- Records supplied:
==========

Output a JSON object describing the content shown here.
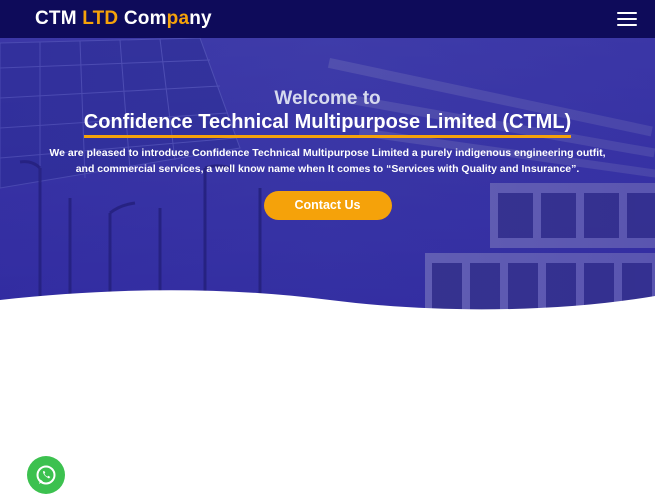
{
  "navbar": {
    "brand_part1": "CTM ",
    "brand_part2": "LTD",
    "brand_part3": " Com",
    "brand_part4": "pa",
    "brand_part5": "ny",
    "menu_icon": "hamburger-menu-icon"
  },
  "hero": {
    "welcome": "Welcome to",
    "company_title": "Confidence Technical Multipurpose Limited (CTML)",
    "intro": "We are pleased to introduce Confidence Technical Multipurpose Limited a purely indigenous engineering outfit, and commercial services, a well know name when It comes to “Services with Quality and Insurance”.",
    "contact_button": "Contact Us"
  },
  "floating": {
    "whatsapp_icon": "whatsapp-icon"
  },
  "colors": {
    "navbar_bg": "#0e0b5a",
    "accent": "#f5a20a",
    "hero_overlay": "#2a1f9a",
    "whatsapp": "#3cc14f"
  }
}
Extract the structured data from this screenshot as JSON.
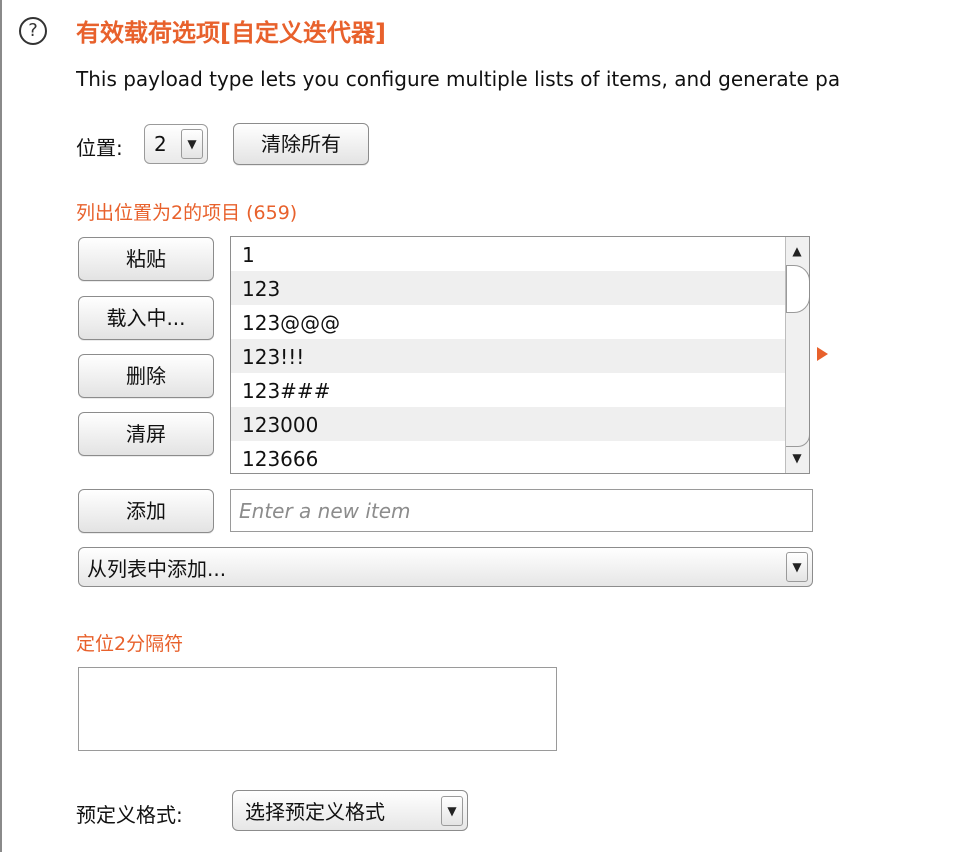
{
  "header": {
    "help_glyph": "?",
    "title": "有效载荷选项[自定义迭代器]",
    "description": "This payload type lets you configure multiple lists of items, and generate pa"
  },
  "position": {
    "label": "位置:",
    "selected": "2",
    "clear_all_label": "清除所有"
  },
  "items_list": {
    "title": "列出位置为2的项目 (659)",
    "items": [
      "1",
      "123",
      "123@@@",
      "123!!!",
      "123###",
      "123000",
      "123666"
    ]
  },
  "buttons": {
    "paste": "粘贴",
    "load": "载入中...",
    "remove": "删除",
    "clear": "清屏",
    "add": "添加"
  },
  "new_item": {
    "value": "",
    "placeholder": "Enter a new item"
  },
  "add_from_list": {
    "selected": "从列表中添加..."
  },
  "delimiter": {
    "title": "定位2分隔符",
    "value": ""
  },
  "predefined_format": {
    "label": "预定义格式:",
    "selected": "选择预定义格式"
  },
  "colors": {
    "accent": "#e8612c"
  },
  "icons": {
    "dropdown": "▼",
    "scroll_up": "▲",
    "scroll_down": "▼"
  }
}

==========

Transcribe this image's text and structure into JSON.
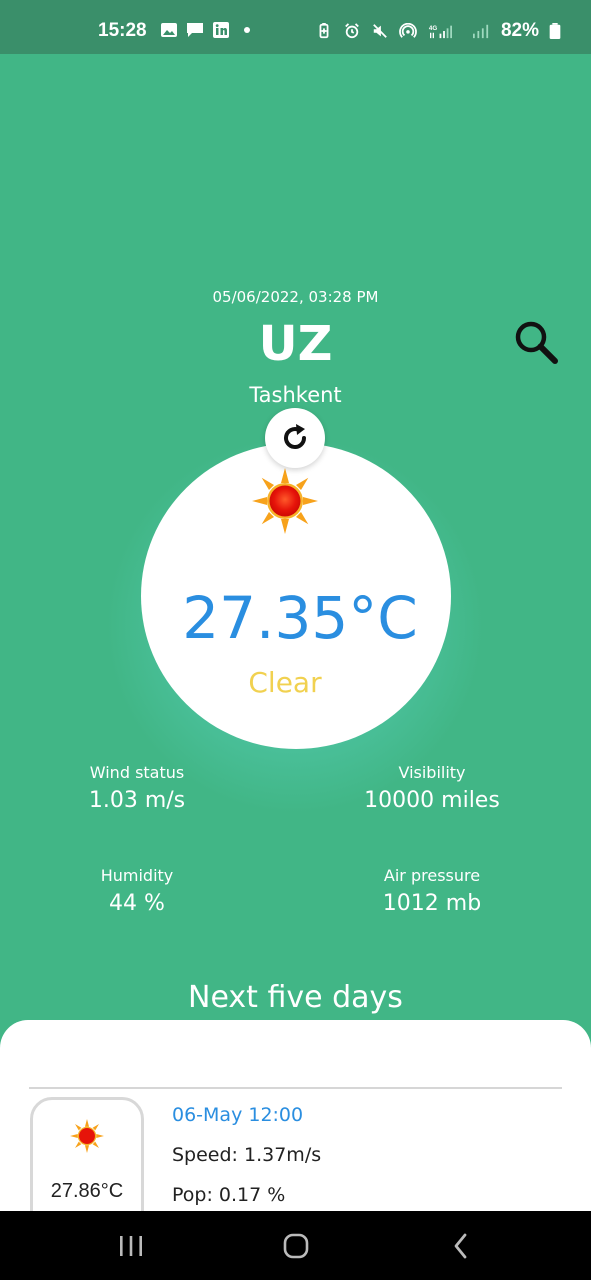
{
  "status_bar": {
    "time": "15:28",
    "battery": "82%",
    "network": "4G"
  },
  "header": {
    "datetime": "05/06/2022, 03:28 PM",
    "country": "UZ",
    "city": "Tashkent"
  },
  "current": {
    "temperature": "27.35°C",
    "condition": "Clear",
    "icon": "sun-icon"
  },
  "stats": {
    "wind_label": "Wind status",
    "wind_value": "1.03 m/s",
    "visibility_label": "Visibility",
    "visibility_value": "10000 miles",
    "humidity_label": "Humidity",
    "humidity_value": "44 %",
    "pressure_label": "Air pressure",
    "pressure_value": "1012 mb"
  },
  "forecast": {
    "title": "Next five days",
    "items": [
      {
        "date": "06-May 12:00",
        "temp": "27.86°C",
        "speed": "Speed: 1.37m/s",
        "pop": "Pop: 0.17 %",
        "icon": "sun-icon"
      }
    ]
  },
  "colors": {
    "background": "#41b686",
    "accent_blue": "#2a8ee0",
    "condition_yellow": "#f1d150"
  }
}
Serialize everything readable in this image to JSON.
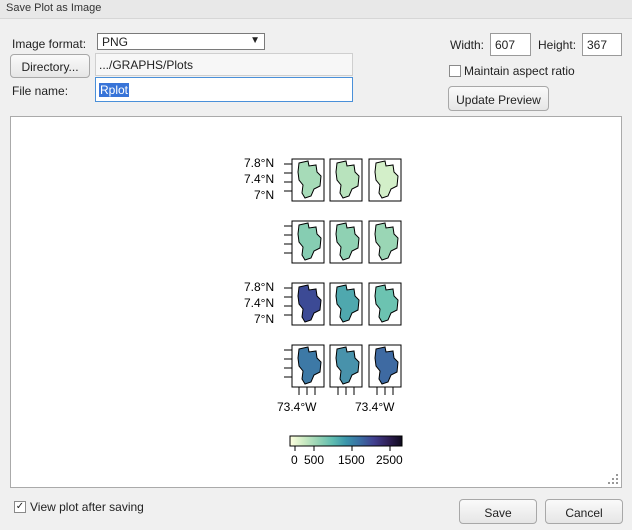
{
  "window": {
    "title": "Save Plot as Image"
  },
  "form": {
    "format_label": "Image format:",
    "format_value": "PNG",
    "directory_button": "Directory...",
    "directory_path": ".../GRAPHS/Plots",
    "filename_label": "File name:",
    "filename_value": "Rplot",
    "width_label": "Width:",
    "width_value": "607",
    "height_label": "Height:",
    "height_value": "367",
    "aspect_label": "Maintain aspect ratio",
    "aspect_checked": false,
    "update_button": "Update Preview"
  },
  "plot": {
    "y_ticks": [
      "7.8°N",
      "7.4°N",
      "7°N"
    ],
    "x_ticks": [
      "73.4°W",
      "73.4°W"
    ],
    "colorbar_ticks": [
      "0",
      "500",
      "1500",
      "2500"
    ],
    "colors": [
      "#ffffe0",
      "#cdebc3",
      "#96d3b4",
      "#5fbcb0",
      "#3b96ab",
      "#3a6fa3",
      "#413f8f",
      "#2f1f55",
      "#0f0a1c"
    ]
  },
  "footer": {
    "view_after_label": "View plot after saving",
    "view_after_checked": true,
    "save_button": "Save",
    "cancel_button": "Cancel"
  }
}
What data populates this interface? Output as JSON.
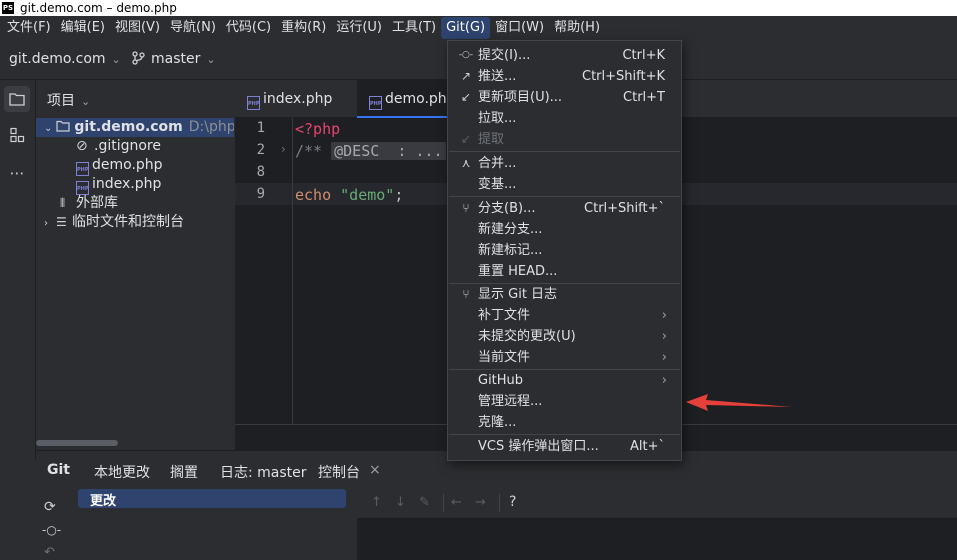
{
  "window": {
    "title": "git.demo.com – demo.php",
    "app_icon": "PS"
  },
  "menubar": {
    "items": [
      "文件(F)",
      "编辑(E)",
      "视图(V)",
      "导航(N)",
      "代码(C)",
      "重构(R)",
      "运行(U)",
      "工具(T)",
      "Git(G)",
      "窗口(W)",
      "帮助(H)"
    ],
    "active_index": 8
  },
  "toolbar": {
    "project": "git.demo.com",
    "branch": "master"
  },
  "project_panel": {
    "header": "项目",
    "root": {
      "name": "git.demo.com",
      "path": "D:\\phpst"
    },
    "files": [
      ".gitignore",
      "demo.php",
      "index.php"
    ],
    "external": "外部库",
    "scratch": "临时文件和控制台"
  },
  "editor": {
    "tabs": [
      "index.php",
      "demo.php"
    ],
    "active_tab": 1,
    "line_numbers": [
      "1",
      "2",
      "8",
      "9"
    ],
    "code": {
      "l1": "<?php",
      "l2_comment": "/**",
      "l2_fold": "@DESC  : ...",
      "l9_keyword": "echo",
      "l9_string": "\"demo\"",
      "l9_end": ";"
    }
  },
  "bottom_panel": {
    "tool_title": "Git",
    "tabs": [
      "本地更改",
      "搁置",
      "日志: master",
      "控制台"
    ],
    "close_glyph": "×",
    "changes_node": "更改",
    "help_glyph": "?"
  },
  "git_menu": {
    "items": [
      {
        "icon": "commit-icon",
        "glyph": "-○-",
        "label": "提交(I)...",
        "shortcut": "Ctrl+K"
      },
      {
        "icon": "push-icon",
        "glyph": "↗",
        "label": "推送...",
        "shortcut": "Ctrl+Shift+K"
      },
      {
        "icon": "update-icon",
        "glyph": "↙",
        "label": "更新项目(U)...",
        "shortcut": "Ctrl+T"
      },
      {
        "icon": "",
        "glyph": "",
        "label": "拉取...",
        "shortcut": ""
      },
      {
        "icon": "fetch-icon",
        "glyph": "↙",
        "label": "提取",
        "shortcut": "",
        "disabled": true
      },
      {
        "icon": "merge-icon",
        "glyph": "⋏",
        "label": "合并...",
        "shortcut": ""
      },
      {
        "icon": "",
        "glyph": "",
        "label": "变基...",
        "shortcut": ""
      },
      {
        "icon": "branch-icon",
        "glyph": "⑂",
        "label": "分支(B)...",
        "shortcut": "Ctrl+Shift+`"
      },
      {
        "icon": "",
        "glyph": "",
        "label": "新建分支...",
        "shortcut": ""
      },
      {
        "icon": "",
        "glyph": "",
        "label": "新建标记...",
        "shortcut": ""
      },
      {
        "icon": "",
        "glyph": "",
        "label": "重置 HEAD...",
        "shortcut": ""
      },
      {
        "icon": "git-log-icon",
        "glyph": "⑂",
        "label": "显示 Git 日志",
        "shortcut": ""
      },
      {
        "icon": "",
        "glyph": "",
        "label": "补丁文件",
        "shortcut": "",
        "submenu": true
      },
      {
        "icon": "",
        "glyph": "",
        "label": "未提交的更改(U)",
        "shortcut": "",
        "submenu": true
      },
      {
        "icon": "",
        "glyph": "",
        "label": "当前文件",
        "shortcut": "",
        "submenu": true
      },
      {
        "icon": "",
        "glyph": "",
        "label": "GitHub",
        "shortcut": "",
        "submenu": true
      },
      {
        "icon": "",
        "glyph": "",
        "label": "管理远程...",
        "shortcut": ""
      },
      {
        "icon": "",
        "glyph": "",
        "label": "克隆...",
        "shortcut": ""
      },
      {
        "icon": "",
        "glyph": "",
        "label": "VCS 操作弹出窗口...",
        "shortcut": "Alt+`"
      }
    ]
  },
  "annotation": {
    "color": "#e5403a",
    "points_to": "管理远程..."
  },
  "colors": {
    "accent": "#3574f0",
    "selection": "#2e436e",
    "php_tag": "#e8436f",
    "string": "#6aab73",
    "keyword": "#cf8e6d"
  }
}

==========

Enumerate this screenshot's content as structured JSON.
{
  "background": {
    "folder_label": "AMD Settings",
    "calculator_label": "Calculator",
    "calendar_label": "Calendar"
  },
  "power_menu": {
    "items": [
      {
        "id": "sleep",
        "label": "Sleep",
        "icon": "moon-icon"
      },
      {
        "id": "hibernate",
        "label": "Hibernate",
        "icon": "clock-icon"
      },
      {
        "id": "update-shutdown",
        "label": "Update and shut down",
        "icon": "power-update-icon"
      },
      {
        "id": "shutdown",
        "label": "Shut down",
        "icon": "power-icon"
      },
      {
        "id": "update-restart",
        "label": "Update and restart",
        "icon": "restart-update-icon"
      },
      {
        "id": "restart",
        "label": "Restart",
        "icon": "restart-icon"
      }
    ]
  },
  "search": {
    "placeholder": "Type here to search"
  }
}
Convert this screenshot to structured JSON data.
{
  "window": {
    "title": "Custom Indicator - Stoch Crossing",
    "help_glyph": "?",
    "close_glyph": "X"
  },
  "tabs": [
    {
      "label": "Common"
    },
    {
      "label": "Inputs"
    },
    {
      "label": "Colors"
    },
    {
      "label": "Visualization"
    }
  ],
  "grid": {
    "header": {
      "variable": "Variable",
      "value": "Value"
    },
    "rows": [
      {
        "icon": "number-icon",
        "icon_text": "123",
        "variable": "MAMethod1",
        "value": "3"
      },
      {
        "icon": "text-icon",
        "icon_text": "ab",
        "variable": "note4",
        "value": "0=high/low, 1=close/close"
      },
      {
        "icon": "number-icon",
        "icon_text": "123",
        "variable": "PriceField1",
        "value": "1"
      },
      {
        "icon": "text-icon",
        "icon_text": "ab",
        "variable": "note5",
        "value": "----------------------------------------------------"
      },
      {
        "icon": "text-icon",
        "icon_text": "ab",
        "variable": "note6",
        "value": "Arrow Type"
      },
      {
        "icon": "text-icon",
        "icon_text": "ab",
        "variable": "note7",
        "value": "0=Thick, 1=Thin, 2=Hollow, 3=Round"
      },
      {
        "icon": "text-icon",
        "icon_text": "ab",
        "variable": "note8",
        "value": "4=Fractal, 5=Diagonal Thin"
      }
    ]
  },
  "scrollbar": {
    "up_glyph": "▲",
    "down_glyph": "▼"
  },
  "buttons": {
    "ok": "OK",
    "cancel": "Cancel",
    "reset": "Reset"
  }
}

==========

- Problem details: Return each line with "Technical".

- Expected answer:
    "company_title": "Confidence Technical Multipurpose Limited (CTML)",
    "intro": "We are pleased to introduce Confidence Technical Multipurpose Limited a purely indigenous engineering outfit, and commercial services, a well know name when It comes to “Services with Quality and Insurance”.",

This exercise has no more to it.